* START *

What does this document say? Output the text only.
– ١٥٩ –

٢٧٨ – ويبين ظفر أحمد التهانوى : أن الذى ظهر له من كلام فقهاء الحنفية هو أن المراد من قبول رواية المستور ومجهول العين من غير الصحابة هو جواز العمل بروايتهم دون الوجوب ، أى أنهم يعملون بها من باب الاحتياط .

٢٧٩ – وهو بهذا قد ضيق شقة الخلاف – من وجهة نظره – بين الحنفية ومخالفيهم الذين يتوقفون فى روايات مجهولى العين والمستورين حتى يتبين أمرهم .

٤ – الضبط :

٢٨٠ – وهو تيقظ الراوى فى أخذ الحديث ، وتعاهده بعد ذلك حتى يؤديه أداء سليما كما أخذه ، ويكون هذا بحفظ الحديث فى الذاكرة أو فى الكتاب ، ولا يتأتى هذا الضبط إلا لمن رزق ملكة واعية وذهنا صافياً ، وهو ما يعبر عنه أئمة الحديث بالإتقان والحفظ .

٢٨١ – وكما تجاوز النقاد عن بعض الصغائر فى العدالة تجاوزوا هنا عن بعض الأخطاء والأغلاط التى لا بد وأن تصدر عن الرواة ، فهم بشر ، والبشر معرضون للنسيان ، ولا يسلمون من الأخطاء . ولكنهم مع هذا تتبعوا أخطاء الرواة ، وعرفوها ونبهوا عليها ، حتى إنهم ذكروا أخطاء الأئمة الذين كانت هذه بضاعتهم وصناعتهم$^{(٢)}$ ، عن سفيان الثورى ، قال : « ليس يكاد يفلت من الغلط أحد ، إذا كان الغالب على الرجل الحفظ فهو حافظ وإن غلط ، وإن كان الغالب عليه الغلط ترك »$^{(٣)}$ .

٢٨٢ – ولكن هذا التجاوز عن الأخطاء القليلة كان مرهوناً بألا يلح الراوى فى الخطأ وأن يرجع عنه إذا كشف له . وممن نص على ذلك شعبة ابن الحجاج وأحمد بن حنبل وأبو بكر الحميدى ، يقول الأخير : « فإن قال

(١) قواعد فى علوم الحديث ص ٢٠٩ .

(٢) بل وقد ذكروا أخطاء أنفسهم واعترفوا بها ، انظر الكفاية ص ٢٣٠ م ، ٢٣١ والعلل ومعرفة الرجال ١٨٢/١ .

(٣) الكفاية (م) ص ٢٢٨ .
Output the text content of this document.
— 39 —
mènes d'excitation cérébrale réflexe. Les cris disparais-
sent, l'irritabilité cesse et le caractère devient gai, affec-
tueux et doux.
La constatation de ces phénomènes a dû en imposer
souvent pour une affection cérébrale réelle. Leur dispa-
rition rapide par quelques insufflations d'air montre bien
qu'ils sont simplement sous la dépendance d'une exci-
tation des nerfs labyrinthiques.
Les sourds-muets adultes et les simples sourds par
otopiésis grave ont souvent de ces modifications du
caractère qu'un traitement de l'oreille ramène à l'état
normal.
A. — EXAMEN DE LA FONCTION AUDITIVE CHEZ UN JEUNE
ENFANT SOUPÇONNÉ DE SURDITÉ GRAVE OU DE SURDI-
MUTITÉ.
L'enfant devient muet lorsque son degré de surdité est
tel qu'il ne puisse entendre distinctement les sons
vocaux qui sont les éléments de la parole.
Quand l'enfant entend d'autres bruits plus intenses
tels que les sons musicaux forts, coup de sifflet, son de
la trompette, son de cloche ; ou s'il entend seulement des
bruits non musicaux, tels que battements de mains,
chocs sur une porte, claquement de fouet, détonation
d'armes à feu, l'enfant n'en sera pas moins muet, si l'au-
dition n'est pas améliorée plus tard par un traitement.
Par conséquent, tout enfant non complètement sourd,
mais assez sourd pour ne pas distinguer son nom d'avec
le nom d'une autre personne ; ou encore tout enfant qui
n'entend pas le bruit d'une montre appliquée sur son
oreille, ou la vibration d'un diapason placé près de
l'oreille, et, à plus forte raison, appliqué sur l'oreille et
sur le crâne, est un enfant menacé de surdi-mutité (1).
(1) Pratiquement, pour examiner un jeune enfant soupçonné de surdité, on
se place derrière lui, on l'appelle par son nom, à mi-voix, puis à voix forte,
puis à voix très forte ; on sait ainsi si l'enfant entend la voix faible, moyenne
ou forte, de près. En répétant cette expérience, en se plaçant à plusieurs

* END *

Short problem: Across the material above, count every line holding "cérébrale" and write down only the number.

Task answer: 2